▼▼▼
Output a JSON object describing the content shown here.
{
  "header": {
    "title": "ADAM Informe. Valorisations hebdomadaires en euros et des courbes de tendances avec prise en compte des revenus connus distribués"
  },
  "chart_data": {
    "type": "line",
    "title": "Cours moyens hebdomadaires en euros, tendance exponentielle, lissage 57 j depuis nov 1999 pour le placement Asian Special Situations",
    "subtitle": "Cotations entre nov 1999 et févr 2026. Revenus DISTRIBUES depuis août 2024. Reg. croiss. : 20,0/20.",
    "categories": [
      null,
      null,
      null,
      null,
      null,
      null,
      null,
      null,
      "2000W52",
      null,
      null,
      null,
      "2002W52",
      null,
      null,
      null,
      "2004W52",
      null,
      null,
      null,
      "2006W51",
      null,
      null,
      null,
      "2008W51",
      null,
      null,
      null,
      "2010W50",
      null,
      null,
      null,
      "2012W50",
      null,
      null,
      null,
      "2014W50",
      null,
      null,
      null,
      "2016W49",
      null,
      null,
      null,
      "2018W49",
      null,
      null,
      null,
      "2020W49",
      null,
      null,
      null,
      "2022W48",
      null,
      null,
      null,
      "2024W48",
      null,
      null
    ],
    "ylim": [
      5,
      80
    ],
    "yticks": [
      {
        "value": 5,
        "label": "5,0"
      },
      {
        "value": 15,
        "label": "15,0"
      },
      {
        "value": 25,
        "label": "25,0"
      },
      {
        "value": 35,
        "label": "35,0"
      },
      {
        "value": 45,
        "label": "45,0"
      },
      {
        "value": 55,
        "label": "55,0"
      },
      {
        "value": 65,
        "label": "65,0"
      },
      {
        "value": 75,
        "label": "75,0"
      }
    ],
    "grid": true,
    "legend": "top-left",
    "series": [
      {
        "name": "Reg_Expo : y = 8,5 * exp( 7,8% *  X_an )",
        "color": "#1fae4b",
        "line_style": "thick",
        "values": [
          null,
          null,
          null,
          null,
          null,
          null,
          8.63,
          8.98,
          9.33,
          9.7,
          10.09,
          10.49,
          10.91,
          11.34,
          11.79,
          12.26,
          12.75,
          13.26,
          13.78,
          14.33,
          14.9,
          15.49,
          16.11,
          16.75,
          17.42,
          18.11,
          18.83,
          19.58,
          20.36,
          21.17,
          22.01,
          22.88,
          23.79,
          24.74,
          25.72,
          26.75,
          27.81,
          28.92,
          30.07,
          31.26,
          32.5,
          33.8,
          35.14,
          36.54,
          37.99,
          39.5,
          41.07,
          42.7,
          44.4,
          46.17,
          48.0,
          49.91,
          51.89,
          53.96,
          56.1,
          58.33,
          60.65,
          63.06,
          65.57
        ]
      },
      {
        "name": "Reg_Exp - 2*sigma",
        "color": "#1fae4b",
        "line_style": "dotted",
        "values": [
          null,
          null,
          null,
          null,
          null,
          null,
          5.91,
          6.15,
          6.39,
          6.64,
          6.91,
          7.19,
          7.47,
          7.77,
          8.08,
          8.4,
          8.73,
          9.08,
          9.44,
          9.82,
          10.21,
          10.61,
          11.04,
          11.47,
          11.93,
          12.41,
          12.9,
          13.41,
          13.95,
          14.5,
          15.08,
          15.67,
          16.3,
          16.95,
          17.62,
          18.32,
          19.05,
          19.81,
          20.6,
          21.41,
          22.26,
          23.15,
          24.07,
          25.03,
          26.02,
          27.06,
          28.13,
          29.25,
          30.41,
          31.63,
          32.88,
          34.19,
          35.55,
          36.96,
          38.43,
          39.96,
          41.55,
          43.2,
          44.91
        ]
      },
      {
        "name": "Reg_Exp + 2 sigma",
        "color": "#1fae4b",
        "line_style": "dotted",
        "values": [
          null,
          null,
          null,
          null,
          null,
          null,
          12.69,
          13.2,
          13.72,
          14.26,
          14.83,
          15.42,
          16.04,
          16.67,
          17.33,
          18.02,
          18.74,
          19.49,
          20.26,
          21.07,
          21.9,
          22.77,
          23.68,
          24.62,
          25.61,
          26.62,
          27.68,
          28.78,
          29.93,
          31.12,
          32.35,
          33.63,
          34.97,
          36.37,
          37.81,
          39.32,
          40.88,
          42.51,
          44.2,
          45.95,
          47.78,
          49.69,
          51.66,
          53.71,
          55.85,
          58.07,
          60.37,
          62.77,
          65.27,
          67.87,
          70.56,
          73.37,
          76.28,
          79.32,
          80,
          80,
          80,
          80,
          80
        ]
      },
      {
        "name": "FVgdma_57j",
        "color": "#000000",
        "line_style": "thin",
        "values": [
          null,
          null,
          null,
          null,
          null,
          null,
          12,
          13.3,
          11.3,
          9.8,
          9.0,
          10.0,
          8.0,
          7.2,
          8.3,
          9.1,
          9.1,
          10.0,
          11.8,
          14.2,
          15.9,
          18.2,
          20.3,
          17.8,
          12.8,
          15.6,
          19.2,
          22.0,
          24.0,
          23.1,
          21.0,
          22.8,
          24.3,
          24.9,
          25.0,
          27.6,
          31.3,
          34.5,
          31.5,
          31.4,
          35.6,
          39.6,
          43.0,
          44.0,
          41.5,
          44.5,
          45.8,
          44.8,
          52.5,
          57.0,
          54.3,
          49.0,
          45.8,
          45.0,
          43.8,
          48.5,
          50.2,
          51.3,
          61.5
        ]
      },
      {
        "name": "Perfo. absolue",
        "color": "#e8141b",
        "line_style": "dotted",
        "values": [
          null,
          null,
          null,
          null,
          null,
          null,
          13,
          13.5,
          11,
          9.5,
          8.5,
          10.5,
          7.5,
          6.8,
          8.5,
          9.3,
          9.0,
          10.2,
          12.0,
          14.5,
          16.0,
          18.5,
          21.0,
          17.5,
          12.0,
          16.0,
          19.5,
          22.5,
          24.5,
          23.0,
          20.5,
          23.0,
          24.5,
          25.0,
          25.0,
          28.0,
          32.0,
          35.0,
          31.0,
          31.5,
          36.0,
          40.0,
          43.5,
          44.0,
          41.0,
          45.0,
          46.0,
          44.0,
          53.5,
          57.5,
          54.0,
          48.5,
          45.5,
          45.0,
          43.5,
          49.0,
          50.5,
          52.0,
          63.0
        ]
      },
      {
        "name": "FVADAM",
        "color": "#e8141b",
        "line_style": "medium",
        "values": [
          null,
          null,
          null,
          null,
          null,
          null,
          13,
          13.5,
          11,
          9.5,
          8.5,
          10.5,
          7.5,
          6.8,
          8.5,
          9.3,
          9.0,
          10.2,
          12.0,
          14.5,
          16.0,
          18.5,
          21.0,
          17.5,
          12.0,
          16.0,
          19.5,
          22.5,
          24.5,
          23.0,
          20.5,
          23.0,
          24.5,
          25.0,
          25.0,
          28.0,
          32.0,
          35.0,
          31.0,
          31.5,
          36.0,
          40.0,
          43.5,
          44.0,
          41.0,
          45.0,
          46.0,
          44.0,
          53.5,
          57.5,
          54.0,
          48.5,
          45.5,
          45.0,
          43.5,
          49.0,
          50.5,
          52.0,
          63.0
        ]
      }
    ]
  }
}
▲▲▲
Pick out the lines containing the string "label".

        "label": "5,0"
        "label": "15,0"
        "label": "25,0"
        "label": "35,0"
        "label": "45,0"
        "label": "55,0"
        "label": "65,0"
        "label": "75,0"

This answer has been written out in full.